Copy every line of the data that includes the string "liberatorio".
== == ==
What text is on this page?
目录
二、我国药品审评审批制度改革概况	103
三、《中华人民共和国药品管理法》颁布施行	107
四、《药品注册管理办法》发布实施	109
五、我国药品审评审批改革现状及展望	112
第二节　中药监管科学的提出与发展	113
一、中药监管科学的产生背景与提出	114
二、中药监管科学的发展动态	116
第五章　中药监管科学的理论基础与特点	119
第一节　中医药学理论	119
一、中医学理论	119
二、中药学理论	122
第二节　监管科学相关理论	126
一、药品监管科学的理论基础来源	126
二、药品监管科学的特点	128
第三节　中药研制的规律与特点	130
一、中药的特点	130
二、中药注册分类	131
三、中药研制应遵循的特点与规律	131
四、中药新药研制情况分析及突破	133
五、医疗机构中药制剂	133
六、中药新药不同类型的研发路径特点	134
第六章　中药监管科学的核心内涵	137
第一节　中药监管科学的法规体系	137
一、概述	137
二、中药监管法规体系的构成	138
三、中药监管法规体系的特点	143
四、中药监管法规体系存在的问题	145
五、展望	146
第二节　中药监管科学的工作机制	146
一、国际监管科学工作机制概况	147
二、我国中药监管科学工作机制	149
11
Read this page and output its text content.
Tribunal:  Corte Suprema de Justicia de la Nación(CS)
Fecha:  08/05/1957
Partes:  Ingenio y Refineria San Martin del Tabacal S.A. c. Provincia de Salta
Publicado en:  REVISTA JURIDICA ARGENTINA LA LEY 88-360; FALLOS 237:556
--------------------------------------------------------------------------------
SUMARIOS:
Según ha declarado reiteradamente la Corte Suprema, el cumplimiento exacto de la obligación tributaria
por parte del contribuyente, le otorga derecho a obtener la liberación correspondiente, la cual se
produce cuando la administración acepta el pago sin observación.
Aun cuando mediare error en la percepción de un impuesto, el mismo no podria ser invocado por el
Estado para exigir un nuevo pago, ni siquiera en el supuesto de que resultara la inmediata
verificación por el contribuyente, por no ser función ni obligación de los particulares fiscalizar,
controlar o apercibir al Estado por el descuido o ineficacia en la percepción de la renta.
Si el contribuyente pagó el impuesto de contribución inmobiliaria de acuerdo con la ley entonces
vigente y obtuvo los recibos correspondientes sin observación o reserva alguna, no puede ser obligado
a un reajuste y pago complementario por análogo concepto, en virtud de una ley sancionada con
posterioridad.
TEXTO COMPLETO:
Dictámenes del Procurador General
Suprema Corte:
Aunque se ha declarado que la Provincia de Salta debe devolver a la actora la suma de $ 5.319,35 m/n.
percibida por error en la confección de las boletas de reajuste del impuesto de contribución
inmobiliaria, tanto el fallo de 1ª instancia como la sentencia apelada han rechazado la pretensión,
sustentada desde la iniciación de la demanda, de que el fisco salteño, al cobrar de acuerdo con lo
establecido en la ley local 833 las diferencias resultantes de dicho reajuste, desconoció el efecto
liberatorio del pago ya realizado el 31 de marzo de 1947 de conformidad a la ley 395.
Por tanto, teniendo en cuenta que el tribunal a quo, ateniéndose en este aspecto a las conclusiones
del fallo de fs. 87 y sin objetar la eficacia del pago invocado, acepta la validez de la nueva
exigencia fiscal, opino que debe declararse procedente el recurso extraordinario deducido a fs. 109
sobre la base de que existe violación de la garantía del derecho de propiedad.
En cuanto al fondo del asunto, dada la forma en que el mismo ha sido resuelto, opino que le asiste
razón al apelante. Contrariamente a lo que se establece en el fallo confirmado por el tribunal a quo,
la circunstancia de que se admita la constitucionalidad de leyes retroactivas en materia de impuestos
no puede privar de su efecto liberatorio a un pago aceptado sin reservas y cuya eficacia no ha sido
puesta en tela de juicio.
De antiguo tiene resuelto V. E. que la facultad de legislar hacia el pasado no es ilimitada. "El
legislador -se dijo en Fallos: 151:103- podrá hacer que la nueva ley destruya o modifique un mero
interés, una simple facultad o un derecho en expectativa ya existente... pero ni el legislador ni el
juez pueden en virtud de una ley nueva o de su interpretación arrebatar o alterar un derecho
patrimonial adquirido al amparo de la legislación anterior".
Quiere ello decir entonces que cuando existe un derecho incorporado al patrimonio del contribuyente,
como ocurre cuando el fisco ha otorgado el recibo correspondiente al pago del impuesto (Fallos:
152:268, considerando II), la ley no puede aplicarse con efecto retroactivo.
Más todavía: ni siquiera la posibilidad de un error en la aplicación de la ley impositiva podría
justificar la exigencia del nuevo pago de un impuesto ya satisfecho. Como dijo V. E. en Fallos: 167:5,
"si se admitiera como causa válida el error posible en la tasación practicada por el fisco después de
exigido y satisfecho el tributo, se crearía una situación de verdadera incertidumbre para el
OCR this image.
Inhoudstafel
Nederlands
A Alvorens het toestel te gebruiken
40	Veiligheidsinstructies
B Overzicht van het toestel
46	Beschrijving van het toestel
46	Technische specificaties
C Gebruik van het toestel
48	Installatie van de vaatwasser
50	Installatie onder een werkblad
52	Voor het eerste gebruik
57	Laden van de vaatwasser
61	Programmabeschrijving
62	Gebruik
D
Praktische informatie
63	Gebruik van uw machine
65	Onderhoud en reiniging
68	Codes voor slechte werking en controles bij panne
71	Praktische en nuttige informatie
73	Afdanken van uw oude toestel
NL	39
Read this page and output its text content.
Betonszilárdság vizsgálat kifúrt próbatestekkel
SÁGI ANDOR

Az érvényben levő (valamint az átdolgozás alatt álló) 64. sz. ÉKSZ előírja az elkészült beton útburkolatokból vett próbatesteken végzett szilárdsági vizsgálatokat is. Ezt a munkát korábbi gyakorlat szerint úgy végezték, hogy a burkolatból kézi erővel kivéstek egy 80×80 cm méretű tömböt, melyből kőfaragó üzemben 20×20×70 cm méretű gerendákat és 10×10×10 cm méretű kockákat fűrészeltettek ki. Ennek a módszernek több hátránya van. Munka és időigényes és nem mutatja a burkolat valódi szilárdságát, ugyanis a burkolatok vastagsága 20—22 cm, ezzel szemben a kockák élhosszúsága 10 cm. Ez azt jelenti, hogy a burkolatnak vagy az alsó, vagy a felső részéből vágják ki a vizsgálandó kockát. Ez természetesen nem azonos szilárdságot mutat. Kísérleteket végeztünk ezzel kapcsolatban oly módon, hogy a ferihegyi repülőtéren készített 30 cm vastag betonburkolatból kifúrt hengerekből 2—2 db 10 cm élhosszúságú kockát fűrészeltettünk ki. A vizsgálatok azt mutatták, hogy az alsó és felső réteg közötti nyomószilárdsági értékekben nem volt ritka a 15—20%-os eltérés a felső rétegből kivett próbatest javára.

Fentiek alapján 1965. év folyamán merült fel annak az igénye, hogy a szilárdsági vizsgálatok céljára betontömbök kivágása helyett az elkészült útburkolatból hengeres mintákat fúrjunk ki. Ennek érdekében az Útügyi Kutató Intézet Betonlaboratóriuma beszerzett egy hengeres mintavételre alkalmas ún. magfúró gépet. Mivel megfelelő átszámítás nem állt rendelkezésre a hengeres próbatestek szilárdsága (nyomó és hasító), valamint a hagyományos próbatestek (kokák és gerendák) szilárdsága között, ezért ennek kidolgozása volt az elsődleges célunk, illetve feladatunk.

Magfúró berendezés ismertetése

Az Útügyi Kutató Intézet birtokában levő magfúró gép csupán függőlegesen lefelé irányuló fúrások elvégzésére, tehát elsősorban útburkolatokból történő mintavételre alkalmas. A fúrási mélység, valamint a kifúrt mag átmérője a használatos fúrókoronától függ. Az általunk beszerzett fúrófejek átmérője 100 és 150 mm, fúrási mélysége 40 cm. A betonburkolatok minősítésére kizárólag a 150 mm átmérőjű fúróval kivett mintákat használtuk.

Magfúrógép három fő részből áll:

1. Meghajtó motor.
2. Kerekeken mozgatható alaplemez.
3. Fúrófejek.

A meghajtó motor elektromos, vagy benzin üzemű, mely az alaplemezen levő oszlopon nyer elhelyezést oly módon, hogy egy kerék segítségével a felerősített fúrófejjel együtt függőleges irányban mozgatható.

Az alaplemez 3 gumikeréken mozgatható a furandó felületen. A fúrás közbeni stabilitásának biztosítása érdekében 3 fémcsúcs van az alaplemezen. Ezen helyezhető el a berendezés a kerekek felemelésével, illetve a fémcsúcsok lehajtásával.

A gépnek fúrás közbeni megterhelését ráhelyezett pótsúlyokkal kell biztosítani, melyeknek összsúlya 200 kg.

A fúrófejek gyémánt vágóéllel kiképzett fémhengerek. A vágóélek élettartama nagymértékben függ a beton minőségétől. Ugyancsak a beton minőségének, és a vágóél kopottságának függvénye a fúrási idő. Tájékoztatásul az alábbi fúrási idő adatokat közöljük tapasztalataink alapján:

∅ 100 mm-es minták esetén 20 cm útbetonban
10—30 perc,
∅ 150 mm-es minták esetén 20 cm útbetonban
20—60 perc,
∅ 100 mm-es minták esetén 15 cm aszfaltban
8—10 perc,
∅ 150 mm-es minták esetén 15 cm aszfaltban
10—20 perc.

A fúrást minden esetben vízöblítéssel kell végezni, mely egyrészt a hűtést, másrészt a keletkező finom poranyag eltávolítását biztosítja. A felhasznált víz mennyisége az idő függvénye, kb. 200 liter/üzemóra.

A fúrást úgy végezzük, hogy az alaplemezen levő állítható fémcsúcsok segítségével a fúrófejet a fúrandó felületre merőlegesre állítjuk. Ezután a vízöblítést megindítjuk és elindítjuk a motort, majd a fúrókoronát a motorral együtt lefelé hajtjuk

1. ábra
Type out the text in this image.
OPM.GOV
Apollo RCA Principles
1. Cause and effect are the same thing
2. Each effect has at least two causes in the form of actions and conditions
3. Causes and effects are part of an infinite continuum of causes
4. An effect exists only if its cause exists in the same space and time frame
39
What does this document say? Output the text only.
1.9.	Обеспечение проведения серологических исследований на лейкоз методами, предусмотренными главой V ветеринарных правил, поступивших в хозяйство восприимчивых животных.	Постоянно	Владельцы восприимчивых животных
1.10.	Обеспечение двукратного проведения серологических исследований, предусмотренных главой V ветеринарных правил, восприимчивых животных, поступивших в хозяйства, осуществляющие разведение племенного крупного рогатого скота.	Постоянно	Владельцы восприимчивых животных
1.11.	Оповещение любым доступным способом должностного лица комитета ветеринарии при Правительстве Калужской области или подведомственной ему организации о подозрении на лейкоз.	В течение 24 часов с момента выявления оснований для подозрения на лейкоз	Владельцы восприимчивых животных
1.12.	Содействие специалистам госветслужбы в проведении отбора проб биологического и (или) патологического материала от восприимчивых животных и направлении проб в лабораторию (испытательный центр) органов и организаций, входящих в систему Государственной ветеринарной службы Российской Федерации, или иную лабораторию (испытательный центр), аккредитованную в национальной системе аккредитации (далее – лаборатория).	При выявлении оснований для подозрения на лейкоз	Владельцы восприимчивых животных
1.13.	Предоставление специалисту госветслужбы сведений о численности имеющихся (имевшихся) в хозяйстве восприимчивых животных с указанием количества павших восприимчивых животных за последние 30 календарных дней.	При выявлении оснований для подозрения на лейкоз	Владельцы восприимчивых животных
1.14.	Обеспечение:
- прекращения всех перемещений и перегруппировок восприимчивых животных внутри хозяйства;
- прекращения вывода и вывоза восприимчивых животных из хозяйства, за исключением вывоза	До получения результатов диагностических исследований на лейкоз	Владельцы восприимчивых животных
== == ==
▶ WRITTEN ANSWER
liberatorio del pago ya realizado el 31 de marzo de 1947 de conformidad a la ley 395.
no puede privar de su efecto liberatorio a un pago aceptado sin reservas y cuya eficacia no ha sido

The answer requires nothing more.